# EXERCISE GOAL
Determine which lines of the records include the word "image", and copy them.
- - -
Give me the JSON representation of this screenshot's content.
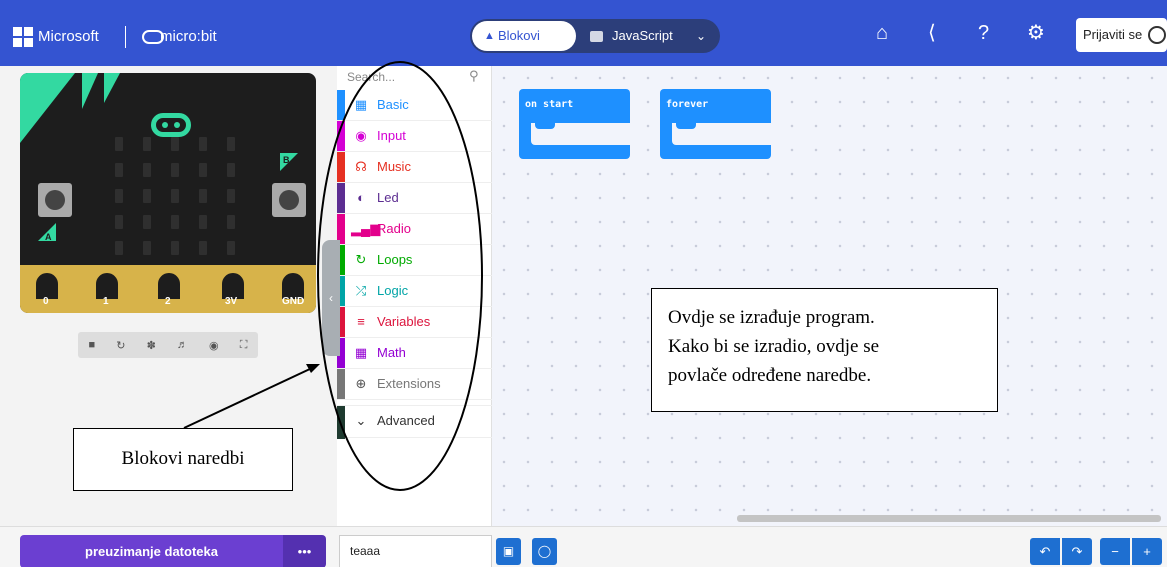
{
  "header": {
    "brand": "Microsoft",
    "product": "micro:bit",
    "tabs": {
      "blocks": "Blokovi",
      "javascript": "JavaScript"
    },
    "login": "Prijaviti se"
  },
  "simulator": {
    "pins": [
      "0",
      "1",
      "2",
      "3V",
      "GND"
    ],
    "button_a": "A",
    "button_b": "B"
  },
  "toolbox": {
    "search_placeholder": "Search...",
    "categories": [
      {
        "label": "Basic",
        "color": "#1e90ff",
        "icon": "grid-icon"
      },
      {
        "label": "Input",
        "color": "#d400d4",
        "icon": "circle-icon"
      },
      {
        "label": "Music",
        "color": "#e63022",
        "icon": "headphones-icon"
      },
      {
        "label": "Led",
        "color": "#5c2d91",
        "icon": "toggle-icon"
      },
      {
        "label": "Radio",
        "color": "#e3008c",
        "icon": "signal-icon"
      },
      {
        "label": "Loops",
        "color": "#00aa00",
        "icon": "refresh-icon"
      },
      {
        "label": "Logic",
        "color": "#00a4a6",
        "icon": "shuffle-icon"
      },
      {
        "label": "Variables",
        "color": "#dc143c",
        "icon": "list-icon"
      },
      {
        "label": "Math",
        "color": "#9400d3",
        "icon": "calculator-icon"
      },
      {
        "label": "Extensions",
        "color": "#777777",
        "icon": "plus-circle-icon"
      }
    ],
    "advanced": "Advanced"
  },
  "workspace": {
    "blocks": [
      "on start",
      "forever"
    ]
  },
  "annotations": {
    "workspace_note": [
      "Ovdje se izrađuje program.",
      "Kako bi se izradio, ovdje se",
      "povlače određene naredbe."
    ],
    "blocks_note": "Blokovi naredbi"
  },
  "bottom": {
    "download": "preuzimanje datoteka",
    "more": "•••",
    "project_name": "teaaa"
  }
}
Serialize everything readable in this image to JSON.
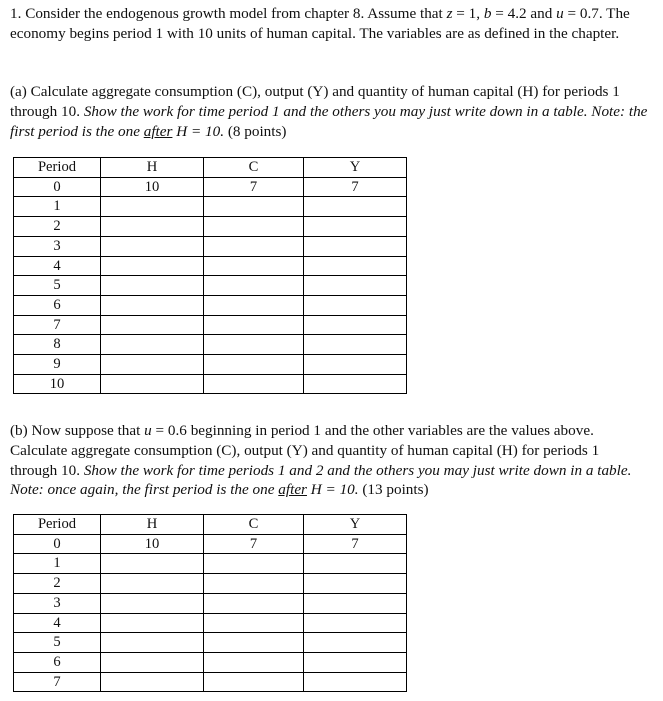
{
  "document": {
    "type": "problem-set",
    "background_color": "#ffffff",
    "text_color": "#101010"
  },
  "question_intro": {
    "number": "1.",
    "text_before_z": " Consider the endogenous growth model from chapter 8. Assume that ",
    "var_z": "z",
    "eq_z": " = 1, ",
    "var_b": "b",
    "eq_b": " = 4.2 and ",
    "var_u": "u",
    "eq_u": " = 0.7. The economy begins period 1 with 10 units of human capital. The variables are as defined in the chapter."
  },
  "part_a": {
    "label": "(a)",
    "text_1": " Calculate aggregate consumption (C), output (Y) and quantity of human capital (H) for periods 1 through 10. ",
    "italic_1": "Show the work for time period 1 and the others you may just write down in a table. Note: the first period is the one ",
    "underlined": "after",
    "italic_2": " H = 10.",
    "points": " (8 points)"
  },
  "part_b": {
    "label": "(b)",
    "text_1": " Now suppose that ",
    "var_u": "u",
    "text_2": " = 0.6 beginning in period 1 and the other variables are the values above. Calculate aggregate consumption (C), output (Y) and quantity of human capital (H) for periods 1 through 10. ",
    "italic_1": "Show the work for time periods 1 and 2 and the others you may just write down in a table. Note: once again, the first period is the one ",
    "underlined": "after",
    "italic_2": " H = 10.",
    "points": " (13 points)"
  },
  "table_a": {
    "headers": [
      "Period",
      "H",
      "C",
      "Y"
    ],
    "rows": [
      [
        "0",
        "10",
        "7",
        "7"
      ],
      [
        "1",
        "",
        "",
        ""
      ],
      [
        "2",
        "",
        "",
        ""
      ],
      [
        "3",
        "",
        "",
        ""
      ],
      [
        "4",
        "",
        "",
        ""
      ],
      [
        "5",
        "",
        "",
        ""
      ],
      [
        "6",
        "",
        "",
        ""
      ],
      [
        "7",
        "",
        "",
        ""
      ],
      [
        "8",
        "",
        "",
        ""
      ],
      [
        "9",
        "",
        "",
        ""
      ],
      [
        "10",
        "",
        "",
        ""
      ]
    ]
  },
  "table_b": {
    "headers": [
      "Period",
      "H",
      "C",
      "Y"
    ],
    "rows": [
      [
        "0",
        "10",
        "7",
        "7"
      ],
      [
        "1",
        "",
        "",
        ""
      ],
      [
        "2",
        "",
        "",
        ""
      ],
      [
        "3",
        "",
        "",
        ""
      ],
      [
        "4",
        "",
        "",
        ""
      ],
      [
        "5",
        "",
        "",
        ""
      ],
      [
        "6",
        "",
        "",
        ""
      ],
      [
        "7",
        "",
        "",
        ""
      ]
    ]
  }
}
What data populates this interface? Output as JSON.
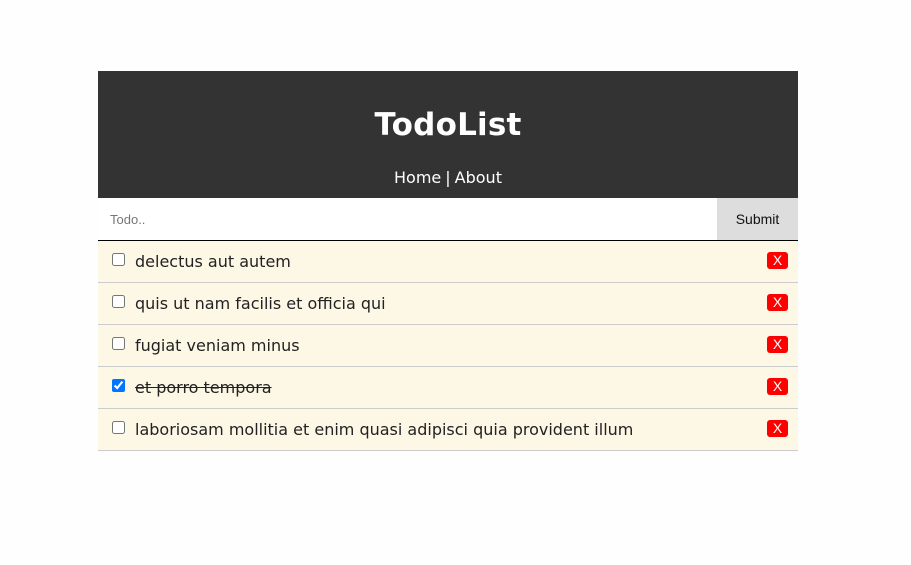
{
  "header": {
    "title": "TodoList",
    "nav": {
      "home": "Home",
      "separator": "|",
      "about": "About"
    }
  },
  "form": {
    "placeholder": "Todo..",
    "value": "",
    "submit_label": "Submit"
  },
  "todos": [
    {
      "title": "delectus aut autem",
      "completed": false,
      "delete_label": "X"
    },
    {
      "title": "quis ut nam facilis et officia qui",
      "completed": false,
      "delete_label": "X"
    },
    {
      "title": "fugiat veniam minus",
      "completed": false,
      "delete_label": "X"
    },
    {
      "title": "et porro tempora",
      "completed": true,
      "delete_label": "X"
    },
    {
      "title": "laboriosam mollitia et enim quasi adipisci quia provident illum",
      "completed": false,
      "delete_label": "X"
    }
  ],
  "colors": {
    "header_bg": "#333333",
    "item_bg": "#fdf7e6",
    "delete_bg": "#ff0000",
    "submit_bg": "#dddddd"
  }
}
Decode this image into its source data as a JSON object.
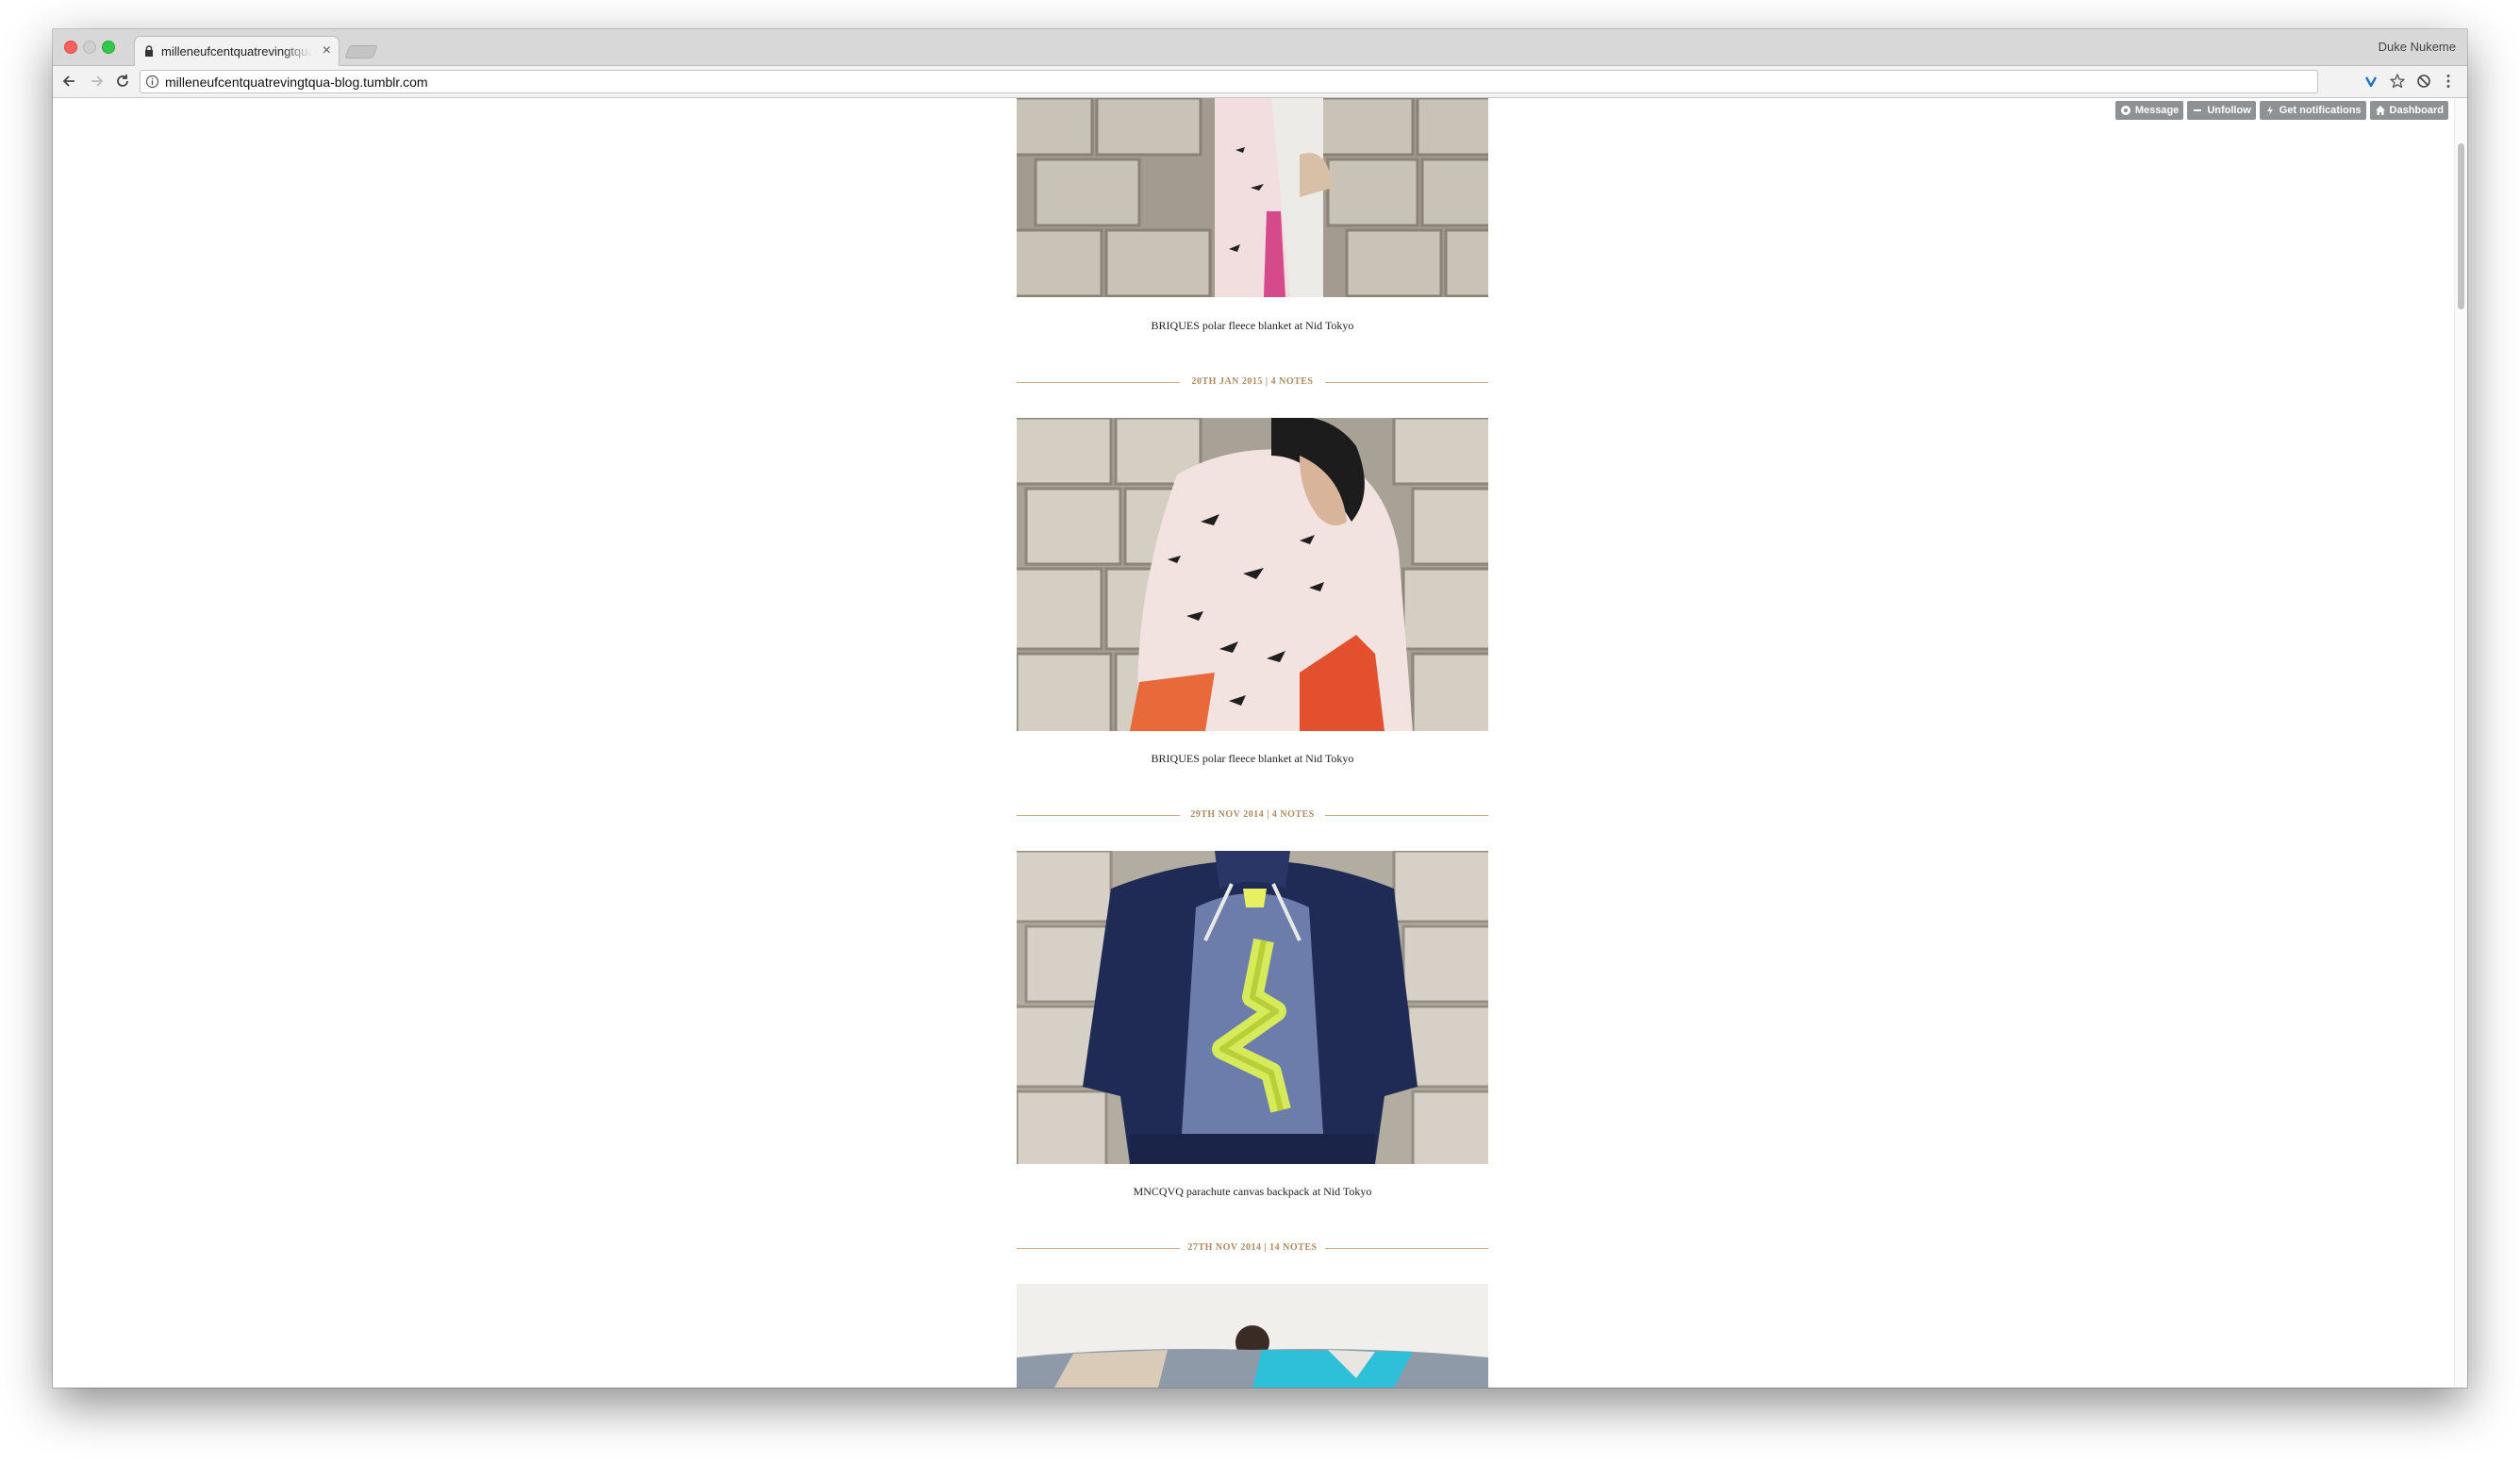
{
  "browser": {
    "tab_title": "milleneufcentquatrevingtqua-blog.tumblr.com",
    "tab_close": "×",
    "profile_name": "Duke Nukeme",
    "url": "milleneufcentquatrevingtqua-blog.tumblr.com"
  },
  "tumblr_controls": {
    "message": "Message",
    "unfollow": "Unfollow",
    "notifications": "Get notifications",
    "dashboard": "Dashboard"
  },
  "posts": [
    {
      "caption": "BRIQUES polar fleece blanket at Nid Tokyo",
      "meta": "20TH JAN 2015 | 4 NOTES"
    },
    {
      "caption": "BRIQUES polar fleece blanket at Nid Tokyo",
      "meta": "29TH NOV 2014 | 4 NOTES"
    },
    {
      "caption": "MNCQVQ parachute canvas backpack at Nid Tokyo",
      "meta": "27TH NOV 2014 | 14 NOTES"
    }
  ],
  "colors": {
    "accent_meta": "#b08a60",
    "rule": "#c9ad8a",
    "control_bg": "#8f9294"
  },
  "icons": [
    "lock-icon",
    "back-arrow-icon",
    "forward-arrow-icon",
    "reload-icon",
    "info-icon",
    "vivaldi-extension-icon",
    "star-icon",
    "extension-icon",
    "menu-dots-icon",
    "message-icon",
    "minus-icon",
    "bolt-icon",
    "home-icon"
  ]
}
- - -
# TASK OUTPUT
Serialize everything readable in this image to JSON.
Decode this image into its source data as a JSON object.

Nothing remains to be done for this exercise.